───── DATA ROWS

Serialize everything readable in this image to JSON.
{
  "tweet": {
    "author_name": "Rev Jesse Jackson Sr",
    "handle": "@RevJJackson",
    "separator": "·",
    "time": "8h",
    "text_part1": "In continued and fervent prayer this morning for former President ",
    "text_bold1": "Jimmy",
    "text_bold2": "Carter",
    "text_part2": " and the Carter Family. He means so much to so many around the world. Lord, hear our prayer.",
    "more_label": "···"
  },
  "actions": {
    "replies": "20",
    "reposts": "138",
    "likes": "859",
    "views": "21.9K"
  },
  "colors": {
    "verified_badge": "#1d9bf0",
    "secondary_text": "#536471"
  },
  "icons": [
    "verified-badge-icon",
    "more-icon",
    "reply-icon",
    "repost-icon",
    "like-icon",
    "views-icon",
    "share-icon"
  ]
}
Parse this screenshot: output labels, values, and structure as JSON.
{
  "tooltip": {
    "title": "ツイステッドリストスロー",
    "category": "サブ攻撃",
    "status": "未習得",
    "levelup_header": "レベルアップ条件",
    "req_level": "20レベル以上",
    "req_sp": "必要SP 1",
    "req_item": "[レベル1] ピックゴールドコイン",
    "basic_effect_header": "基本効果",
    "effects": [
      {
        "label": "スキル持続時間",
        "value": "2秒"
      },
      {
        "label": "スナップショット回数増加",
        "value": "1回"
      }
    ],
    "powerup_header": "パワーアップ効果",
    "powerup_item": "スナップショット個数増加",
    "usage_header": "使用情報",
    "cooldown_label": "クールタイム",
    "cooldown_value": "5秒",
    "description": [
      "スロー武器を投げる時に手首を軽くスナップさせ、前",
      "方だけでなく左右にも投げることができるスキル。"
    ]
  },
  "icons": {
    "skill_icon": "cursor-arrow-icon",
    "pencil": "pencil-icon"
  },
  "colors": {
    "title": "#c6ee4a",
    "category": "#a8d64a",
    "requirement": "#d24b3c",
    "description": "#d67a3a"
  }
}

──────────

Repeat all the entries exactly as given.

▶ ANSWER TO THE PROBLEM
Serialize everything readable in this image to JSON.
{
  "tweet": {
    "author_name": "Rev Jesse Jackson Sr",
    "handle": "@RevJJackson",
    "separator": "·",
    "time": "8h",
    "text_part1": "In continued and fervent prayer this morning for former President ",
    "text_bold1": "Jimmy",
    "text_bold2": "Carter",
    "text_part2": " and the Carter Family. He means so much to so many around the world. Lord, hear our prayer.",
    "more_label": "···"
  },
  "actions": {
    "replies": "20",
    "reposts": "138",
    "likes": "859",
    "views": "21.9K"
  },
  "colors": {
    "verified_badge": "#1d9bf0",
    "secondary_text": "#536471"
  },
  "icons": [
    "verified-badge-icon",
    "more-icon",
    "reply-icon",
    "repost-icon",
    "like-icon",
    "views-icon",
    "share-icon"
  ]
}
Parse this screenshot: output labels, values, and structure as JSON.
{
  "tooltip": {
    "title": "ツイステッドリストスロー",
    "category": "サブ攻撃",
    "status": "未習得",
    "levelup_header": "レベルアップ条件",
    "req_level": "20レベル以上",
    "req_sp": "必要SP 1",
    "req_item": "[レベル1] ピックゴールドコイン",
    "basic_effect_header": "基本効果",
    "effects": [
      {
        "label": "スキル持続時間",
        "value": "2秒"
      },
      {
        "label": "スナップショット回数増加",
        "value": "1回"
      }
    ],
    "powerup_header": "パワーアップ効果",
    "powerup_item": "スナップショット個数増加",
    "usage_header": "使用情報",
    "cooldown_label": "クールタイム",
    "cooldown_value": "5秒",
    "description": [
      "スロー武器を投げる時に手首を軽くスナップさせ、前",
      "方だけでなく左右にも投げることができるスキル。"
    ]
  },
  "icons": {
    "skill_icon": "cursor-arrow-icon",
    "pencil": "pencil-icon"
  },
  "colors": {
    "title": "#c6ee4a",
    "category": "#a8d64a",
    "requirement": "#d24b3c",
    "description": "#d67a3a"
  }
}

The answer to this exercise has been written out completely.